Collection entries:
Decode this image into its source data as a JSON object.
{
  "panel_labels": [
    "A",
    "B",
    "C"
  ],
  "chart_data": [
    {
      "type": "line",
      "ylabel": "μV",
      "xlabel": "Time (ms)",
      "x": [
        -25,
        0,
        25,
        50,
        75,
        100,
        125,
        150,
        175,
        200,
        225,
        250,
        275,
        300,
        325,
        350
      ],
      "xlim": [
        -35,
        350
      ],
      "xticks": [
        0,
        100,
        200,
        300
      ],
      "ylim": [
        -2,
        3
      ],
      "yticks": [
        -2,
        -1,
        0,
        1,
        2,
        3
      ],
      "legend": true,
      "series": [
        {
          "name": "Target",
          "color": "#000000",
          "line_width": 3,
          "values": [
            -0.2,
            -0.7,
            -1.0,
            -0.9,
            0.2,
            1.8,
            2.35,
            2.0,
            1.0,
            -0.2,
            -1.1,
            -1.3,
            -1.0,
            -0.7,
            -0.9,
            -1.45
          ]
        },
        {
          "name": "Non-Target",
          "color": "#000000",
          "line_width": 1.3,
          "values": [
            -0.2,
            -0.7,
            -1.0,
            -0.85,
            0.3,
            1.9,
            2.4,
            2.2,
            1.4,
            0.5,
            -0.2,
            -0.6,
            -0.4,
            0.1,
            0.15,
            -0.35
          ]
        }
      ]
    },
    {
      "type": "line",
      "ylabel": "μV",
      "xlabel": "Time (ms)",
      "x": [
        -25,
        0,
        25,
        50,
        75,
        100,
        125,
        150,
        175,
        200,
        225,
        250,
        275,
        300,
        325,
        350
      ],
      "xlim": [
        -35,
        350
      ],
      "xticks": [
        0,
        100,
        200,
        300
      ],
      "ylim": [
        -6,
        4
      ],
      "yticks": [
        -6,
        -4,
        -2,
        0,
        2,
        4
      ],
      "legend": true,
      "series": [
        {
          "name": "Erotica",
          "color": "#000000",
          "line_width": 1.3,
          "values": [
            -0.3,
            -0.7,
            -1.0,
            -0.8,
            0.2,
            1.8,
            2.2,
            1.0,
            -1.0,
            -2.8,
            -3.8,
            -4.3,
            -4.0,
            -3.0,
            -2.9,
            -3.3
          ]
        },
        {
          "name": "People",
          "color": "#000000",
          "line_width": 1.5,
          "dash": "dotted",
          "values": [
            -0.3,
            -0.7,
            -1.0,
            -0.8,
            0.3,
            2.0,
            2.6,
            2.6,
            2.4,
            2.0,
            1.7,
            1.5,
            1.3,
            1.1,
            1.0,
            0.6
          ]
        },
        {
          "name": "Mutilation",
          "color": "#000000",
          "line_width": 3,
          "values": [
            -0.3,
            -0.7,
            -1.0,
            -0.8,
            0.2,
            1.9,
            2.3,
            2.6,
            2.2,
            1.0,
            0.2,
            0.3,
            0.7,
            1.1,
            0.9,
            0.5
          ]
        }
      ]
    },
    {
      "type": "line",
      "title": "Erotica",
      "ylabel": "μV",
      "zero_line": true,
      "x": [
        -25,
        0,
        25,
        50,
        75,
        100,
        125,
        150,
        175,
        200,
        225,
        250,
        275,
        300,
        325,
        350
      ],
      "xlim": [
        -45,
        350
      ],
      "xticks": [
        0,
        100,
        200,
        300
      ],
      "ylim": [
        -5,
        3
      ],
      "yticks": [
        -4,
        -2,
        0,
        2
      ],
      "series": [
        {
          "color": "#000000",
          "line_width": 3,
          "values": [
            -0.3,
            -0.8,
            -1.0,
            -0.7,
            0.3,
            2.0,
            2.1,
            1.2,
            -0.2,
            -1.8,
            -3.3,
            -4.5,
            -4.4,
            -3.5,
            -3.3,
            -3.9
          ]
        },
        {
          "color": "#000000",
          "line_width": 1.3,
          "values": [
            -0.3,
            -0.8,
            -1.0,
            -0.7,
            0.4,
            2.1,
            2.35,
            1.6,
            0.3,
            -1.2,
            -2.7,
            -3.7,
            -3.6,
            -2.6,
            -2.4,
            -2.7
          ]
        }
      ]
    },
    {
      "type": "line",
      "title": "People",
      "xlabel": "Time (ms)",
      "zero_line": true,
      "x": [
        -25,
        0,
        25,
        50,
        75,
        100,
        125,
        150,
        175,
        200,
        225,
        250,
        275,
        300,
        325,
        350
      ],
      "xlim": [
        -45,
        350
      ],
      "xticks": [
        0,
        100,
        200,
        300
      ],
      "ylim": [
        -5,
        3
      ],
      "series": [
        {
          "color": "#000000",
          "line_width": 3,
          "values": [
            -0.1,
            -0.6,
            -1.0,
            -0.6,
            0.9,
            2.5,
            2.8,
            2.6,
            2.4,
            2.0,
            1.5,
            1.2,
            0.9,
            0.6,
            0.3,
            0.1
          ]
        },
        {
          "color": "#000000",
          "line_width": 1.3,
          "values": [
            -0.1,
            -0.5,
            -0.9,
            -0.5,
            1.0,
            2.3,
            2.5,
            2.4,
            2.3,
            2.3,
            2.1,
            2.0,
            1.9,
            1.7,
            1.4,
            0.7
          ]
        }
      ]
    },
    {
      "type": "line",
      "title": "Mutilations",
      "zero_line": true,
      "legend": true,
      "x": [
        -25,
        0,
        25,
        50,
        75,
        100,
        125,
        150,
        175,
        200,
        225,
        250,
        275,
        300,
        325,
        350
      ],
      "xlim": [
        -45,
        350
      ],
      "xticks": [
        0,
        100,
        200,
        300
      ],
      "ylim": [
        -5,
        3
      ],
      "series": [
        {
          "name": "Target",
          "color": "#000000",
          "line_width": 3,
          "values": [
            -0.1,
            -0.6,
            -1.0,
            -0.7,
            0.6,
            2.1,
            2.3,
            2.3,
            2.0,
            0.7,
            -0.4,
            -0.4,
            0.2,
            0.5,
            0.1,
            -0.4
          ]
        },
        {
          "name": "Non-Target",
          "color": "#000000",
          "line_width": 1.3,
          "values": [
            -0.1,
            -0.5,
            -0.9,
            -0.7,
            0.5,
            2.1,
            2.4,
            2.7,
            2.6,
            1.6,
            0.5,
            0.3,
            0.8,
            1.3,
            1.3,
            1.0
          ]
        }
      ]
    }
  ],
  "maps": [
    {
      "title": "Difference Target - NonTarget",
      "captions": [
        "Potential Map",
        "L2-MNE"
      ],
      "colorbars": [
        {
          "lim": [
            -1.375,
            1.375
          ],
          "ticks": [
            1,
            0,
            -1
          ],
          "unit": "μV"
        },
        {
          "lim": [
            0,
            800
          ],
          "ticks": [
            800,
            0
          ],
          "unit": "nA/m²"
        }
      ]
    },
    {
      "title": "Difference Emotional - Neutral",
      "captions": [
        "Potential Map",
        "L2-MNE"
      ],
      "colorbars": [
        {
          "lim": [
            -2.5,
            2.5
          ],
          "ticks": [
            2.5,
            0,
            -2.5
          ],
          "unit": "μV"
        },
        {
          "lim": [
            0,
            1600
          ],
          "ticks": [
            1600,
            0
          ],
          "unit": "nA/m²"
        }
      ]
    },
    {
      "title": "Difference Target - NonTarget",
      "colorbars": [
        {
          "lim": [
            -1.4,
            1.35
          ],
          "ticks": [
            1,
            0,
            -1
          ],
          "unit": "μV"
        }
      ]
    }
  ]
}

• **PROBLEM DESCRIPTION**:
Return every entry verbatim.

• **SOLUTION BELOW**:
Decode this image into its source data as a JSON object.
{
  "panel_labels": [
    "A",
    "B",
    "C"
  ],
  "chart_data": [
    {
      "type": "line",
      "ylabel": "μV",
      "xlabel": "Time (ms)",
      "x": [
        -25,
        0,
        25,
        50,
        75,
        100,
        125,
        150,
        175,
        200,
        225,
        250,
        275,
        300,
        325,
        350
      ],
      "xlim": [
        -35,
        350
      ],
      "xticks": [
        0,
        100,
        200,
        300
      ],
      "ylim": [
        -2,
        3
      ],
      "yticks": [
        -2,
        -1,
        0,
        1,
        2,
        3
      ],
      "legend": true,
      "series": [
        {
          "name": "Target",
          "color": "#000000",
          "line_width": 3,
          "values": [
            -0.2,
            -0.7,
            -1.0,
            -0.9,
            0.2,
            1.8,
            2.35,
            2.0,
            1.0,
            -0.2,
            -1.1,
            -1.3,
            -1.0,
            -0.7,
            -0.9,
            -1.45
          ]
        },
        {
          "name": "Non-Target",
          "color": "#000000",
          "line_width": 1.3,
          "values": [
            -0.2,
            -0.7,
            -1.0,
            -0.85,
            0.3,
            1.9,
            2.4,
            2.2,
            1.4,
            0.5,
            -0.2,
            -0.6,
            -0.4,
            0.1,
            0.15,
            -0.35
          ]
        }
      ]
    },
    {
      "type": "line",
      "ylabel": "μV",
      "xlabel": "Time (ms)",
      "x": [
        -25,
        0,
        25,
        50,
        75,
        100,
        125,
        150,
        175,
        200,
        225,
        250,
        275,
        300,
        325,
        350
      ],
      "xlim": [
        -35,
        350
      ],
      "xticks": [
        0,
        100,
        200,
        300
      ],
      "ylim": [
        -6,
        4
      ],
      "yticks": [
        -6,
        -4,
        -2,
        0,
        2,
        4
      ],
      "legend": true,
      "series": [
        {
          "name": "Erotica",
          "color": "#000000",
          "line_width": 1.3,
          "values": [
            -0.3,
            -0.7,
            -1.0,
            -0.8,
            0.2,
            1.8,
            2.2,
            1.0,
            -1.0,
            -2.8,
            -3.8,
            -4.3,
            -4.0,
            -3.0,
            -2.9,
            -3.3
          ]
        },
        {
          "name": "People",
          "color": "#000000",
          "line_width": 1.5,
          "dash": "dotted",
          "values": [
            -0.3,
            -0.7,
            -1.0,
            -0.8,
            0.3,
            2.0,
            2.6,
            2.6,
            2.4,
            2.0,
            1.7,
            1.5,
            1.3,
            1.1,
            1.0,
            0.6
          ]
        },
        {
          "name": "Mutilation",
          "color": "#000000",
          "line_width": 3,
          "values": [
            -0.3,
            -0.7,
            -1.0,
            -0.8,
            0.2,
            1.9,
            2.3,
            2.6,
            2.2,
            1.0,
            0.2,
            0.3,
            0.7,
            1.1,
            0.9,
            0.5
          ]
        }
      ]
    },
    {
      "type": "line",
      "title": "Erotica",
      "ylabel": "μV",
      "zero_line": true,
      "x": [
        -25,
        0,
        25,
        50,
        75,
        100,
        125,
        150,
        175,
        200,
        225,
        250,
        275,
        300,
        325,
        350
      ],
      "xlim": [
        -45,
        350
      ],
      "xticks": [
        0,
        100,
        200,
        300
      ],
      "ylim": [
        -5,
        3
      ],
      "yticks": [
        -4,
        -2,
        0,
        2
      ],
      "series": [
        {
          "color": "#000000",
          "line_width": 3,
          "values": [
            -0.3,
            -0.8,
            -1.0,
            -0.7,
            0.3,
            2.0,
            2.1,
            1.2,
            -0.2,
            -1.8,
            -3.3,
            -4.5,
            -4.4,
            -3.5,
            -3.3,
            -3.9
          ]
        },
        {
          "color": "#000000",
          "line_width": 1.3,
          "values": [
            -0.3,
            -0.8,
            -1.0,
            -0.7,
            0.4,
            2.1,
            2.35,
            1.6,
            0.3,
            -1.2,
            -2.7,
            -3.7,
            -3.6,
            -2.6,
            -2.4,
            -2.7
          ]
        }
      ]
    },
    {
      "type": "line",
      "title": "People",
      "xlabel": "Time (ms)",
      "zero_line": true,
      "x": [
        -25,
        0,
        25,
        50,
        75,
        100,
        125,
        150,
        175,
        200,
        225,
        250,
        275,
        300,
        325,
        350
      ],
      "xlim": [
        -45,
        350
      ],
      "xticks": [
        0,
        100,
        200,
        300
      ],
      "ylim": [
        -5,
        3
      ],
      "series": [
        {
          "color": "#000000",
          "line_width": 3,
          "values": [
            -0.1,
            -0.6,
            -1.0,
            -0.6,
            0.9,
            2.5,
            2.8,
            2.6,
            2.4,
            2.0,
            1.5,
            1.2,
            0.9,
            0.6,
            0.3,
            0.1
          ]
        },
        {
          "color": "#000000",
          "line_width": 1.3,
          "values": [
            -0.1,
            -0.5,
            -0.9,
            -0.5,
            1.0,
            2.3,
            2.5,
            2.4,
            2.3,
            2.3,
            2.1,
            2.0,
            1.9,
            1.7,
            1.4,
            0.7
          ]
        }
      ]
    },
    {
      "type": "line",
      "title": "Mutilations",
      "zero_line": true,
      "legend": true,
      "x": [
        -25,
        0,
        25,
        50,
        75,
        100,
        125,
        150,
        175,
        200,
        225,
        250,
        275,
        300,
        325,
        350
      ],
      "xlim": [
        -45,
        350
      ],
      "xticks": [
        0,
        100,
        200,
        300
      ],
      "ylim": [
        -5,
        3
      ],
      "series": [
        {
          "name": "Target",
          "color": "#000000",
          "line_width": 3,
          "values": [
            -0.1,
            -0.6,
            -1.0,
            -0.7,
            0.6,
            2.1,
            2.3,
            2.3,
            2.0,
            0.7,
            -0.4,
            -0.4,
            0.2,
            0.5,
            0.1,
            -0.4
          ]
        },
        {
          "name": "Non-Target",
          "color": "#000000",
          "line_width": 1.3,
          "values": [
            -0.1,
            -0.5,
            -0.9,
            -0.7,
            0.5,
            2.1,
            2.4,
            2.7,
            2.6,
            1.6,
            0.5,
            0.3,
            0.8,
            1.3,
            1.3,
            1.0
          ]
        }
      ]
    }
  ],
  "maps": [
    {
      "title": "Difference Target - NonTarget",
      "captions": [
        "Potential Map",
        "L2-MNE"
      ],
      "colorbars": [
        {
          "lim": [
            -1.375,
            1.375
          ],
          "ticks": [
            1,
            0,
            -1
          ],
          "unit": "μV"
        },
        {
          "lim": [
            0,
            800
          ],
          "ticks": [
            800,
            0
          ],
          "unit": "nA/m²"
        }
      ]
    },
    {
      "title": "Difference Emotional - Neutral",
      "captions": [
        "Potential Map",
        "L2-MNE"
      ],
      "colorbars": [
        {
          "lim": [
            -2.5,
            2.5
          ],
          "ticks": [
            2.5,
            0,
            -2.5
          ],
          "unit": "μV"
        },
        {
          "lim": [
            0,
            1600
          ],
          "ticks": [
            1600,
            0
          ],
          "unit": "nA/m²"
        }
      ]
    },
    {
      "title": "Difference Target - NonTarget",
      "colorbars": [
        {
          "lim": [
            -1.4,
            1.35
          ],
          "ticks": [
            1,
            0,
            -1
          ],
          "unit": "μV"
        }
      ]
    }
  ]
}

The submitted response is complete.